Dataset entries -
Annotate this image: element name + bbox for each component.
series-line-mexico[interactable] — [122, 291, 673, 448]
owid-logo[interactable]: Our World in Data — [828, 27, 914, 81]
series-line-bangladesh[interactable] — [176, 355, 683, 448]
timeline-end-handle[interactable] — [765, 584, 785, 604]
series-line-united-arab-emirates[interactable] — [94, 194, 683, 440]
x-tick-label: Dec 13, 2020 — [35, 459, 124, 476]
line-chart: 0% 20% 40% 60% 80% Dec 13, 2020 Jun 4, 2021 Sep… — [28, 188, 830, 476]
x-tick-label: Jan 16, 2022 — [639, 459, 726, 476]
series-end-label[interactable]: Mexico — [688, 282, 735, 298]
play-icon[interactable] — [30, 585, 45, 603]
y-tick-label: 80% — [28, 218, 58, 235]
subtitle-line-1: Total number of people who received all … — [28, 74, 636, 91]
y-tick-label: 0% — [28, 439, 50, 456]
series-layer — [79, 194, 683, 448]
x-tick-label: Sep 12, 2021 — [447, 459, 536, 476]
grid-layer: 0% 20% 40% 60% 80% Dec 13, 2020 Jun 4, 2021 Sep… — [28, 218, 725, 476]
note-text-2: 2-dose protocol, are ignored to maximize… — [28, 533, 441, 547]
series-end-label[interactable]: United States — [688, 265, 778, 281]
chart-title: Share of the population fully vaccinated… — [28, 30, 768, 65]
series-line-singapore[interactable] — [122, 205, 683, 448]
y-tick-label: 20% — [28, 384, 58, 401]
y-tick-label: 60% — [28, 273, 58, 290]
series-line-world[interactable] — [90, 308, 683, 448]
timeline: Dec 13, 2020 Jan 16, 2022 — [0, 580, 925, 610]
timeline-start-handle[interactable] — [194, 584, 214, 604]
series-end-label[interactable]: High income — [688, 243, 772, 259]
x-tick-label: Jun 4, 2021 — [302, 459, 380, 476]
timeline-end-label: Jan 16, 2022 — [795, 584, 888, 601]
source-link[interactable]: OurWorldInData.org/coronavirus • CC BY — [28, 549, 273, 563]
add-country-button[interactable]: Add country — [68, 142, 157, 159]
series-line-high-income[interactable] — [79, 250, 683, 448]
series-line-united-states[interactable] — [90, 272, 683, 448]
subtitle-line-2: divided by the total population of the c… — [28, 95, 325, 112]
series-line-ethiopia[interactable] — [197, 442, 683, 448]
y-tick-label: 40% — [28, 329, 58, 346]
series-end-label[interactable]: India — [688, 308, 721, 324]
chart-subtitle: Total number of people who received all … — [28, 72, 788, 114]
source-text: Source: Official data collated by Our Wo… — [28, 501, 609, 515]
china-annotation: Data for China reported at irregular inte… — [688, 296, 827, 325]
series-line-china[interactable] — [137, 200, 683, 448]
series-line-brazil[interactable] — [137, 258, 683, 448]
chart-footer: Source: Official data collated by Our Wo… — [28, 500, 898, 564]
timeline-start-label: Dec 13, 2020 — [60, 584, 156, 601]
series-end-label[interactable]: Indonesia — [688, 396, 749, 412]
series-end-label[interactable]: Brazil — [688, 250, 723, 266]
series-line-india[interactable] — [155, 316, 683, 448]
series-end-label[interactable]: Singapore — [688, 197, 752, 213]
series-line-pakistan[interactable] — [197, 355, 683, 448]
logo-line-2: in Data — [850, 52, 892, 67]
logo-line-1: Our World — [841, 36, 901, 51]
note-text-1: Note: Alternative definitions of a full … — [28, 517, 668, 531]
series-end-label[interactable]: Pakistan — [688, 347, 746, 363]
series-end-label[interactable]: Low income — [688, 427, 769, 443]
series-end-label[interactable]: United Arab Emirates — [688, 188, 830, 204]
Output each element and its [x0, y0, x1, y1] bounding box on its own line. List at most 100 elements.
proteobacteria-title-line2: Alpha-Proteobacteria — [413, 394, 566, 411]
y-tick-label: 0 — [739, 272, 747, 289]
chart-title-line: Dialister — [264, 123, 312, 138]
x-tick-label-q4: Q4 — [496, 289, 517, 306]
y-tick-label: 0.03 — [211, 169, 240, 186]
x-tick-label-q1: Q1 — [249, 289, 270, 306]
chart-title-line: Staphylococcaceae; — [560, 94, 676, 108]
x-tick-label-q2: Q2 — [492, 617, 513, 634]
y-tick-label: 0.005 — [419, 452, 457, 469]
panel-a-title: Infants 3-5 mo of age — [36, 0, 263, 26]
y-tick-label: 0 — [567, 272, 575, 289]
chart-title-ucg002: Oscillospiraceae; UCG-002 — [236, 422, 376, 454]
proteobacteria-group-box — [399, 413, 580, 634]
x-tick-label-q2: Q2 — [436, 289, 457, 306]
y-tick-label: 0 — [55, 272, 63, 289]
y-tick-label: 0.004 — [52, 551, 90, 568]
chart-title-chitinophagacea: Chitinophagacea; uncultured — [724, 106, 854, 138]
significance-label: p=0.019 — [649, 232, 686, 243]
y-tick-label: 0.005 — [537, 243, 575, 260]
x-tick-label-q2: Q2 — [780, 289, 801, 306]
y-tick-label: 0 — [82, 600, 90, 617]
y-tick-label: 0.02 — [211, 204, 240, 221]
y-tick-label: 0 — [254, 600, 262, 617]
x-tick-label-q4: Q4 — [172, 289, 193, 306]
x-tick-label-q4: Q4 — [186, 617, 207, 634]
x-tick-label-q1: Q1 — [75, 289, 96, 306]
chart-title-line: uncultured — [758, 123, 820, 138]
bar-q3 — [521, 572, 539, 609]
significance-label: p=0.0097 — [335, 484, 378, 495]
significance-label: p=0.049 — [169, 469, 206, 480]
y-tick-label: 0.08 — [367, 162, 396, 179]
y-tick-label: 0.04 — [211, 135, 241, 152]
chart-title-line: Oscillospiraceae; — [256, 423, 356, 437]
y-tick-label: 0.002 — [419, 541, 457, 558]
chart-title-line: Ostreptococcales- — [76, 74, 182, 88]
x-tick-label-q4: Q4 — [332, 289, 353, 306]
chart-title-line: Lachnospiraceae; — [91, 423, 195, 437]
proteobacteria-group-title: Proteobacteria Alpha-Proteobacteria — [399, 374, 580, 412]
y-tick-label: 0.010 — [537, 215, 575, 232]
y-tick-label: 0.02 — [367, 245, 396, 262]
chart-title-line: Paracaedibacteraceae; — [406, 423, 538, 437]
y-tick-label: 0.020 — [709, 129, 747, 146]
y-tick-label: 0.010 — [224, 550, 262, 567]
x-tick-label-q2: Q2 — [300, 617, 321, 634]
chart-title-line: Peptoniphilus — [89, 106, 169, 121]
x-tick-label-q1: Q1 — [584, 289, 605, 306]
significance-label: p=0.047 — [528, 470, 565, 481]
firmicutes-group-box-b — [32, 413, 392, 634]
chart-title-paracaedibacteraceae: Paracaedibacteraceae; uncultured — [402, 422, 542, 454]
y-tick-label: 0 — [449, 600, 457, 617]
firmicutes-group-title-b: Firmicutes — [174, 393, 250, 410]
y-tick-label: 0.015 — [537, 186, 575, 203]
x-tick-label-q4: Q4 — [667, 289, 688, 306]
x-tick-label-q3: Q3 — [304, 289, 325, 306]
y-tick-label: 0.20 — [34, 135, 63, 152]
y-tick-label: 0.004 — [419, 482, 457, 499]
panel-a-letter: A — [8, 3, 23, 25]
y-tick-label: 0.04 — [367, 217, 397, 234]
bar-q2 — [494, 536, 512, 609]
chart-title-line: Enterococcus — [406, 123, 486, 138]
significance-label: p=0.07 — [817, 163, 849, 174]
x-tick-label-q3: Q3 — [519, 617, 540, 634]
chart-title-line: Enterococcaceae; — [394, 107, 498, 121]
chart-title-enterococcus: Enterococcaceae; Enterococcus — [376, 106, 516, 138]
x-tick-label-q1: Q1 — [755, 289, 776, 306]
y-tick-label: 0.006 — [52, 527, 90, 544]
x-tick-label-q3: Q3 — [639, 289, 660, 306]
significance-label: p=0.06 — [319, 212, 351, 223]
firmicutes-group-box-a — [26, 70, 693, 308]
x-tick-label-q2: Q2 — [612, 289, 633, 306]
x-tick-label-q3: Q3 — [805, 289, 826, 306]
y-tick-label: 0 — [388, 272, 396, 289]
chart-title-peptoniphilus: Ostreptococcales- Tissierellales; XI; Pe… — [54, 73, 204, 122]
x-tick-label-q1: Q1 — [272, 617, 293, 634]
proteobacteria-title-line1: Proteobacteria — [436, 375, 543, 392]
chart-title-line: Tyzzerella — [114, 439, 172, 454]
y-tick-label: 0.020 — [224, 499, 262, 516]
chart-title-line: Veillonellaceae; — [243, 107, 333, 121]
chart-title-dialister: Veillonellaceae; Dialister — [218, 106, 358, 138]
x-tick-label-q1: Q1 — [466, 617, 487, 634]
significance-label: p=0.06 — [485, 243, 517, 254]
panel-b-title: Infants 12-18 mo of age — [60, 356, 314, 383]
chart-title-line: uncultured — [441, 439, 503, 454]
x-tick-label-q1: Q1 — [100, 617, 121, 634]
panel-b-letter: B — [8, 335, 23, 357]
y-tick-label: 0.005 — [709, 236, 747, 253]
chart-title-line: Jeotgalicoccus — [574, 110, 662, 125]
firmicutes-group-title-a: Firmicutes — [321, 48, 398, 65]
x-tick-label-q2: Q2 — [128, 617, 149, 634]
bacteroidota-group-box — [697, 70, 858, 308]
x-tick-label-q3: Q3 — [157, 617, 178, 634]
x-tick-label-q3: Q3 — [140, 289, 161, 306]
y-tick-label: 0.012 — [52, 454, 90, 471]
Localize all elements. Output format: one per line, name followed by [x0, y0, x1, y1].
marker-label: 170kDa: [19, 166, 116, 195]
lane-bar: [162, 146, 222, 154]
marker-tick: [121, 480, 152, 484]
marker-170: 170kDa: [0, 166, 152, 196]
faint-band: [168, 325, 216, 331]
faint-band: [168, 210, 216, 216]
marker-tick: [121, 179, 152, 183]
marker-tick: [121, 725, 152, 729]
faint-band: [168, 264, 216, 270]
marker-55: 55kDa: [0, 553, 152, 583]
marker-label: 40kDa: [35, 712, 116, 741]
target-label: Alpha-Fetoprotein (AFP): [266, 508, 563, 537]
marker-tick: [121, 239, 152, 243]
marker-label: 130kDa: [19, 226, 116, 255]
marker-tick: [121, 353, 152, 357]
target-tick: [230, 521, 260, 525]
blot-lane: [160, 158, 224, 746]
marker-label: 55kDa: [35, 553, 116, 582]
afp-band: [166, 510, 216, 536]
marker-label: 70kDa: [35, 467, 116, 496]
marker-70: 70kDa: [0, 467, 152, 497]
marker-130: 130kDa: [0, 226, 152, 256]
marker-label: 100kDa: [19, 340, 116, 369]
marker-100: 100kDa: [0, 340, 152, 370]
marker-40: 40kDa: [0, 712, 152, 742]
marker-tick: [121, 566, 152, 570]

About this exercise - Take every line above that includes the string "firmicutes" and return it.

Reply -
firmicutes-group-box-b — [32, 413, 392, 634]
firmicutes-group-title-b: Firmicutes — [174, 393, 250, 410]
firmicutes-group-box-a — [26, 70, 693, 308]
firmicutes-group-title-a: Firmicutes — [321, 48, 398, 65]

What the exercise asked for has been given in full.